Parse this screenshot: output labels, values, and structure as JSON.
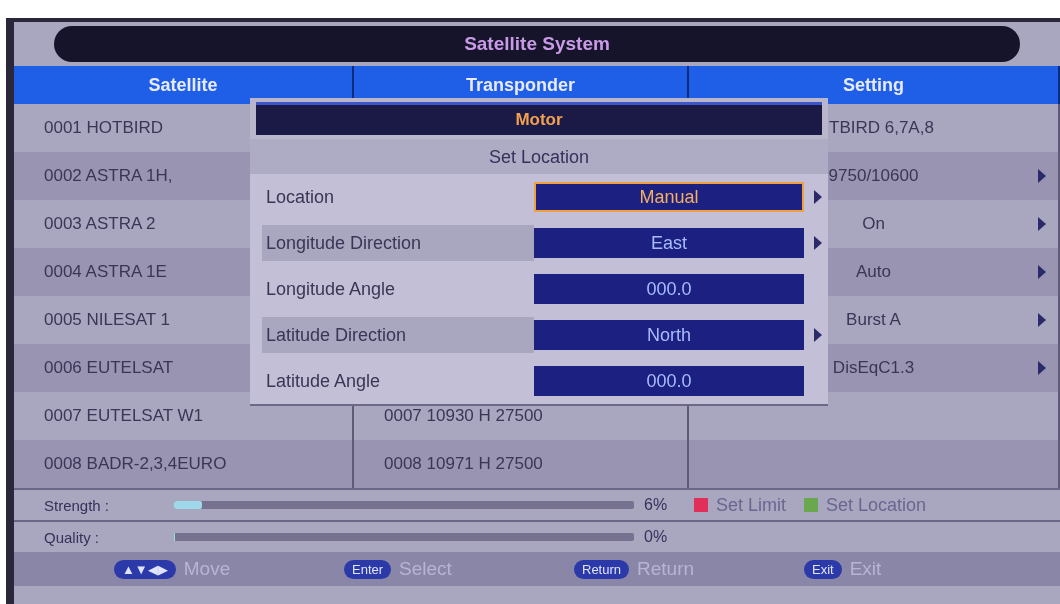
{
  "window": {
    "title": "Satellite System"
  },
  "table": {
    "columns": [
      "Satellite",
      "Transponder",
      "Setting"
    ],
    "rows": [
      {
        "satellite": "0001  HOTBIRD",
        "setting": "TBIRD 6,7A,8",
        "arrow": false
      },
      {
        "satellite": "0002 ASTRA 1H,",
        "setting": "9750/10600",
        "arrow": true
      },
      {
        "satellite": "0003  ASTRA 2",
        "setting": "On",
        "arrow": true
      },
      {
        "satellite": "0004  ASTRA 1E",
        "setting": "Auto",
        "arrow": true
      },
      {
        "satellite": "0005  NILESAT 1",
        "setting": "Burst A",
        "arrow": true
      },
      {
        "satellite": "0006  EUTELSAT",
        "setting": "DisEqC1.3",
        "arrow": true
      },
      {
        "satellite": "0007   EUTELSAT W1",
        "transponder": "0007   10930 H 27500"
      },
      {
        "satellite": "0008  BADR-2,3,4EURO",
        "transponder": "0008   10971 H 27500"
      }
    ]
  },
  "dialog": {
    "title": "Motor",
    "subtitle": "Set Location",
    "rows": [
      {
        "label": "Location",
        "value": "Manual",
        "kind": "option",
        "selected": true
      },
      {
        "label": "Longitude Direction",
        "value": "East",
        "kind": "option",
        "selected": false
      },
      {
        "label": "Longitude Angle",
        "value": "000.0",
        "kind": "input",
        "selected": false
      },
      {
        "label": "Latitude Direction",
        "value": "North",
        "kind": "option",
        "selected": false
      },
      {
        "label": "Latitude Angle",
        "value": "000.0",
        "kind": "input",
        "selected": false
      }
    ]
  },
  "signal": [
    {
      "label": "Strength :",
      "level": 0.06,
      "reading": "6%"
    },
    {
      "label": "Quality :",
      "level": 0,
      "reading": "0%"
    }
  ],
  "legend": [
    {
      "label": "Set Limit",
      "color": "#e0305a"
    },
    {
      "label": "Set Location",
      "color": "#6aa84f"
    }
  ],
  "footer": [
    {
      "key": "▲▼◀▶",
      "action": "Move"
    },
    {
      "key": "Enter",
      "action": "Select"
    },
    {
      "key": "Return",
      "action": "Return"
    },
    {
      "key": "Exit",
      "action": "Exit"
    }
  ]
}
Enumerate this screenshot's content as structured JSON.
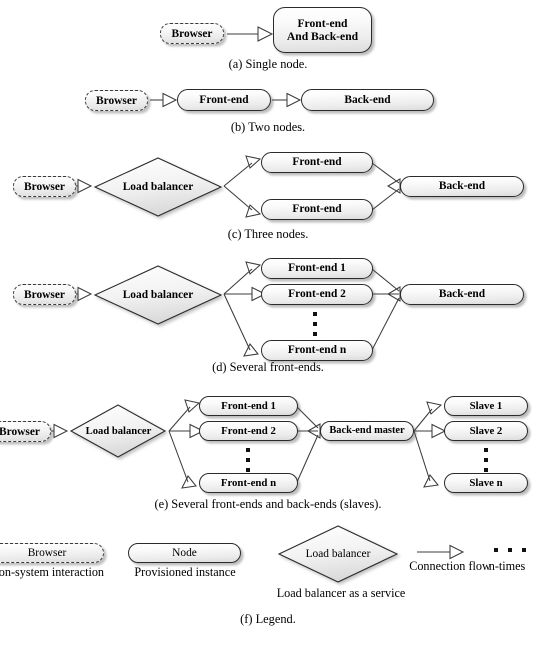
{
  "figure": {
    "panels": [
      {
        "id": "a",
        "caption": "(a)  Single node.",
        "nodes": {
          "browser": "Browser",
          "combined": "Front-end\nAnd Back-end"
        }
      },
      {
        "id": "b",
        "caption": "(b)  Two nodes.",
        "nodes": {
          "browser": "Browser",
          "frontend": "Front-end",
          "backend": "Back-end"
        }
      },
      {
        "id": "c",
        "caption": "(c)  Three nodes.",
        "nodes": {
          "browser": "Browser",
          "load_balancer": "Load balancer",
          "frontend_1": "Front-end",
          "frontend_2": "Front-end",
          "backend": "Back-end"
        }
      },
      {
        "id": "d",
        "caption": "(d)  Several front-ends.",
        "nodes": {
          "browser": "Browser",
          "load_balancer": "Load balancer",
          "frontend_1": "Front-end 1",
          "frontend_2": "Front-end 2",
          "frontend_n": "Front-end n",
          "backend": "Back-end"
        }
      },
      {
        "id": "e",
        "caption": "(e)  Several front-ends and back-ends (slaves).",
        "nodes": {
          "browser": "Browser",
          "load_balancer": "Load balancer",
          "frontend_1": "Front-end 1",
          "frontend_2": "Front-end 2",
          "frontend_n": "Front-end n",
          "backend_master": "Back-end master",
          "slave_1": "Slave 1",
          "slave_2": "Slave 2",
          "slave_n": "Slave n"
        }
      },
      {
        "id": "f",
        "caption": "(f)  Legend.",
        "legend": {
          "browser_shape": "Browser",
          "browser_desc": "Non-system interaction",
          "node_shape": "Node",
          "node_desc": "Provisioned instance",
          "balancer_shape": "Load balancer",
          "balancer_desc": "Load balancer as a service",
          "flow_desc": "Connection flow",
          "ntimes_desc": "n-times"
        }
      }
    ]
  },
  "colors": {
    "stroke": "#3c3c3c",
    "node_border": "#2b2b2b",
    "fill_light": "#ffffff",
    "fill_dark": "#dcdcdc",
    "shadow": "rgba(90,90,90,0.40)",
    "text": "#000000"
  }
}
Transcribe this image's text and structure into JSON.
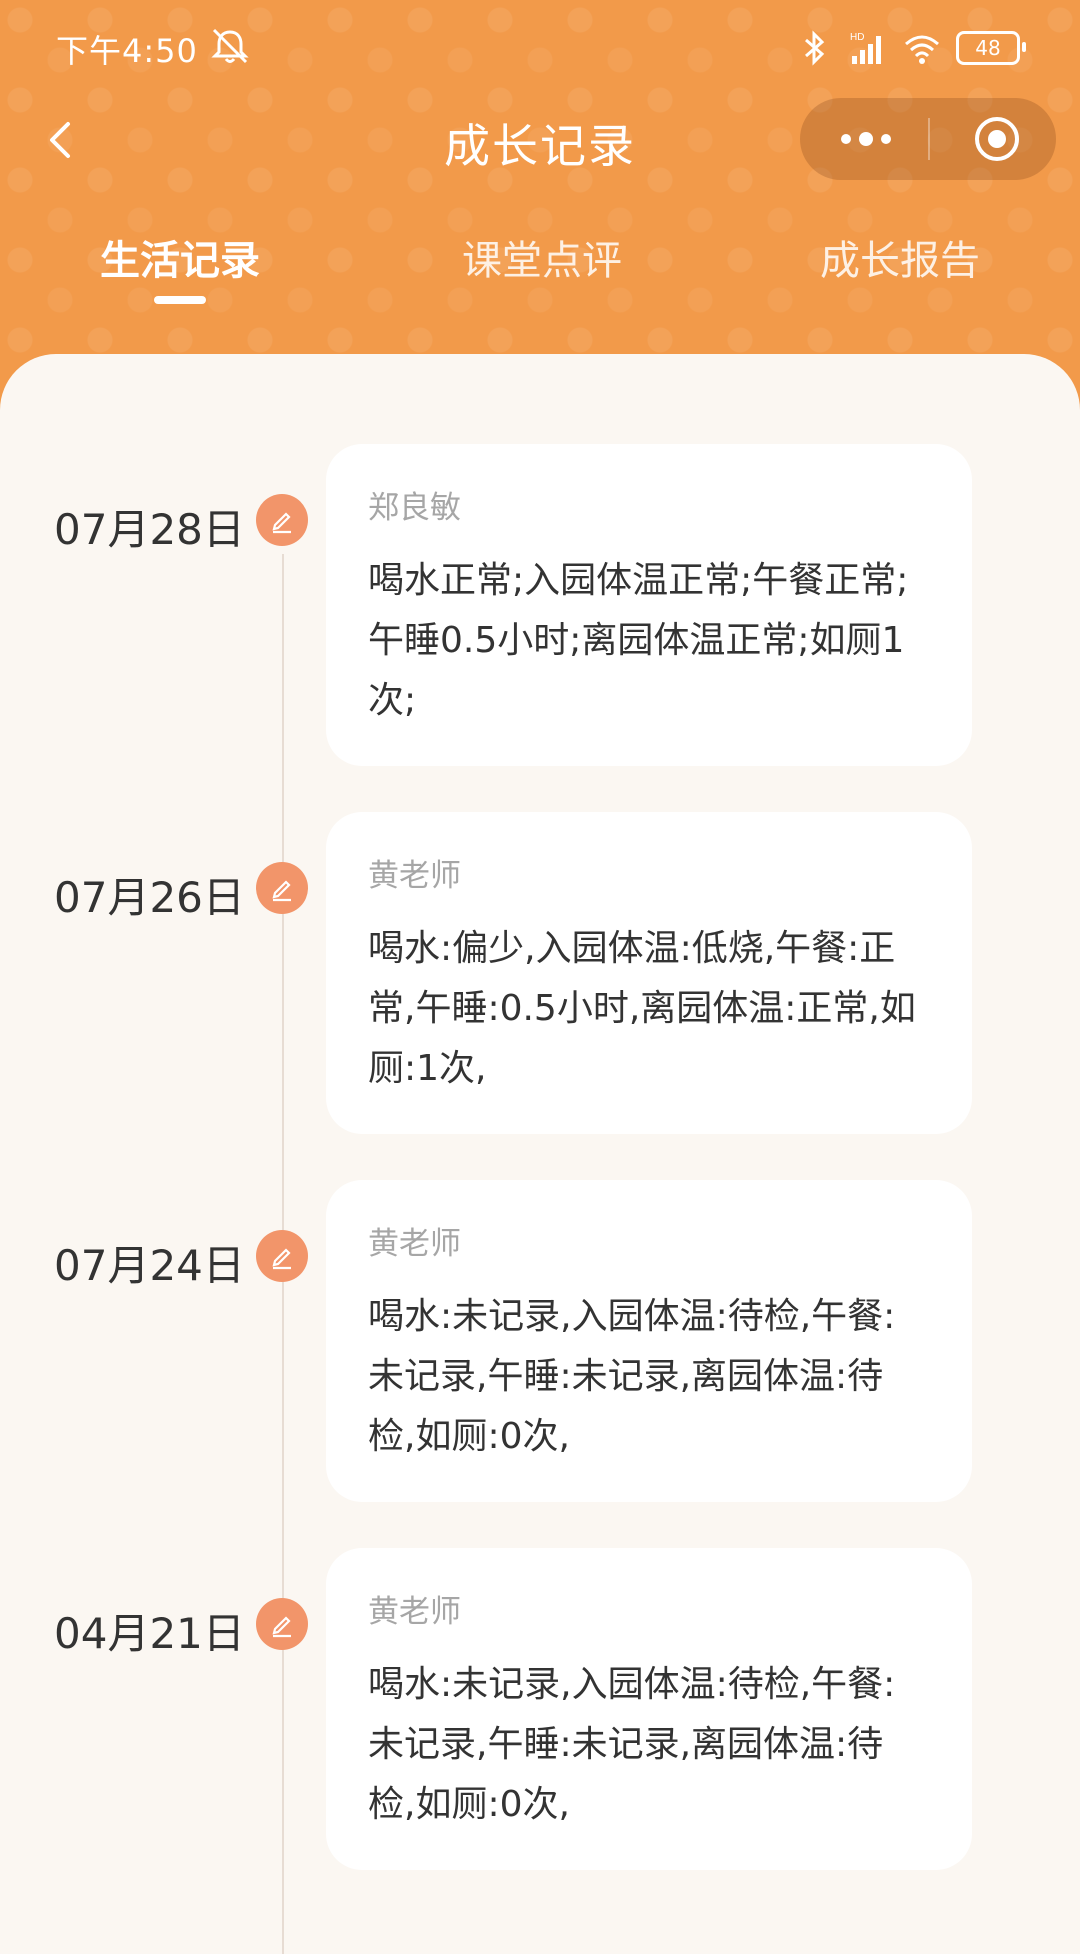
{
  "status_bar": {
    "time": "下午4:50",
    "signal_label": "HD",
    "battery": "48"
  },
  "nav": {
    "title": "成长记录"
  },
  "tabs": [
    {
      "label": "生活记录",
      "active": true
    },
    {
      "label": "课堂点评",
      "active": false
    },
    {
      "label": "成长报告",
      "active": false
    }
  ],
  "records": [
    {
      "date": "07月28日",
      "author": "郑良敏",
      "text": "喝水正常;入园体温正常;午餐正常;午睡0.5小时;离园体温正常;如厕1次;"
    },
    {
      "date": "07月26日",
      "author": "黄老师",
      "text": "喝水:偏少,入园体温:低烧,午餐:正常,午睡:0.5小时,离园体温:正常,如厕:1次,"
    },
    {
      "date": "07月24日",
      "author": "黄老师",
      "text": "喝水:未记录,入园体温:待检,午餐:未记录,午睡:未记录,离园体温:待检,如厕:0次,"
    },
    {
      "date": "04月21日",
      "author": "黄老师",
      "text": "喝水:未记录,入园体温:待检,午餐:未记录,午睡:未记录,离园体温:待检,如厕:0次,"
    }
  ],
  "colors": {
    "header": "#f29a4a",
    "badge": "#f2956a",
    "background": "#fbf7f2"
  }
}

Description of the task.
Write every record out again exactly; no pictures belong in the copy.

Answer.
Parse this screenshot: output labels, values, and structure as JSON.
{
  "window": {
    "title": "Satellite System"
  },
  "table": {
    "columns": [
      "Satellite",
      "Transponder",
      "Setting"
    ],
    "rows": [
      {
        "satellite": "0001  HOTBIRD",
        "setting": "TBIRD 6,7A,8",
        "arrow": false
      },
      {
        "satellite": "0002 ASTRA 1H,",
        "setting": "9750/10600",
        "arrow": true
      },
      {
        "satellite": "0003  ASTRA 2",
        "setting": "On",
        "arrow": true
      },
      {
        "satellite": "0004  ASTRA 1E",
        "setting": "Auto",
        "arrow": true
      },
      {
        "satellite": "0005  NILESAT 1",
        "setting": "Burst A",
        "arrow": true
      },
      {
        "satellite": "0006  EUTELSAT",
        "setting": "DisEqC1.3",
        "arrow": true
      },
      {
        "satellite": "0007   EUTELSAT W1",
        "transponder": "0007   10930 H 27500"
      },
      {
        "satellite": "0008  BADR-2,3,4EURO",
        "transponder": "0008   10971 H 27500"
      }
    ]
  },
  "dialog": {
    "title": "Motor",
    "subtitle": "Set Location",
    "rows": [
      {
        "label": "Location",
        "value": "Manual",
        "kind": "option",
        "selected": true
      },
      {
        "label": "Longitude Direction",
        "value": "East",
        "kind": "option",
        "selected": false
      },
      {
        "label": "Longitude Angle",
        "value": "000.0",
        "kind": "input",
        "selected": false
      },
      {
        "label": "Latitude Direction",
        "value": "North",
        "kind": "option",
        "selected": false
      },
      {
        "label": "Latitude Angle",
        "value": "000.0",
        "kind": "input",
        "selected": false
      }
    ]
  },
  "signal": [
    {
      "label": "Strength :",
      "level": 0.06,
      "reading": "6%"
    },
    {
      "label": "Quality :",
      "level": 0,
      "reading": "0%"
    }
  ],
  "legend": [
    {
      "label": "Set Limit",
      "color": "#e0305a"
    },
    {
      "label": "Set Location",
      "color": "#6aa84f"
    }
  ],
  "footer": [
    {
      "key": "▲▼◀▶",
      "action": "Move"
    },
    {
      "key": "Enter",
      "action": "Select"
    },
    {
      "key": "Return",
      "action": "Return"
    },
    {
      "key": "Exit",
      "action": "Exit"
    }
  ]
}
Enumerate this screenshot's content as structured JSON.
{
  "figure": {
    "panels": [
      {
        "id": "a",
        "caption": "(a)  Single node.",
        "nodes": {
          "browser": "Browser",
          "combined": "Front-end\nAnd Back-end"
        }
      },
      {
        "id": "b",
        "caption": "(b)  Two nodes.",
        "nodes": {
          "browser": "Browser",
          "frontend": "Front-end",
          "backend": "Back-end"
        }
      },
      {
        "id": "c",
        "caption": "(c)  Three nodes.",
        "nodes": {
          "browser": "Browser",
          "load_balancer": "Load balancer",
          "frontend_1": "Front-end",
          "frontend_2": "Front-end",
          "backend": "Back-end"
        }
      },
      {
        "id": "d",
        "caption": "(d)  Several front-ends.",
        "nodes": {
          "browser": "Browser",
          "load_balancer": "Load balancer",
          "frontend_1": "Front-end 1",
          "frontend_2": "Front-end 2",
          "frontend_n": "Front-end n",
          "backend": "Back-end"
        }
      },
      {
        "id": "e",
        "caption": "(e)  Several front-ends and back-ends (slaves).",
        "nodes": {
          "browser": "Browser",
          "load_balancer": "Load balancer",
          "frontend_1": "Front-end 1",
          "frontend_2": "Front-end 2",
          "frontend_n": "Front-end n",
          "backend_master": "Back-end master",
          "slave_1": "Slave 1",
          "slave_2": "Slave 2",
          "slave_n": "Slave n"
        }
      },
      {
        "id": "f",
        "caption": "(f)  Legend.",
        "legend": {
          "browser_shape": "Browser",
          "browser_desc": "Non-system interaction",
          "node_shape": "Node",
          "node_desc": "Provisioned instance",
          "balancer_shape": "Load balancer",
          "balancer_desc": "Load balancer as a service",
          "flow_desc": "Connection flow",
          "ntimes_desc": "n-times"
        }
      }
    ]
  },
  "colors": {
    "stroke": "#3c3c3c",
    "node_border": "#2b2b2b",
    "fill_light": "#ffffff",
    "fill_dark": "#dcdcdc",
    "shadow": "rgba(90,90,90,0.40)",
    "text": "#000000"
  }
}
Transcribe this image's text and structure into JSON.
{
  "status_bar": {
    "time": "下午4:50",
    "signal_label": "HD",
    "battery": "48"
  },
  "nav": {
    "title": "成长记录"
  },
  "tabs": [
    {
      "label": "生活记录",
      "active": true
    },
    {
      "label": "课堂点评",
      "active": false
    },
    {
      "label": "成长报告",
      "active": false
    }
  ],
  "records": [
    {
      "date": "07月28日",
      "author": "郑良敏",
      "text": "喝水正常;入园体温正常;午餐正常;午睡0.5小时;离园体温正常;如厕1次;"
    },
    {
      "date": "07月26日",
      "author": "黄老师",
      "text": "喝水:偏少,入园体温:低烧,午餐:正常,午睡:0.5小时,离园体温:正常,如厕:1次,"
    },
    {
      "date": "07月24日",
      "author": "黄老师",
      "text": "喝水:未记录,入园体温:待检,午餐:未记录,午睡:未记录,离园体温:待检,如厕:0次,"
    },
    {
      "date": "04月21日",
      "author": "黄老师",
      "text": "喝水:未记录,入园体温:待检,午餐:未记录,午睡:未记录,离园体温:待检,如厕:0次,"
    }
  ],
  "colors": {
    "header": "#f29a4a",
    "badge": "#f2956a",
    "background": "#fbf7f2"
  }
}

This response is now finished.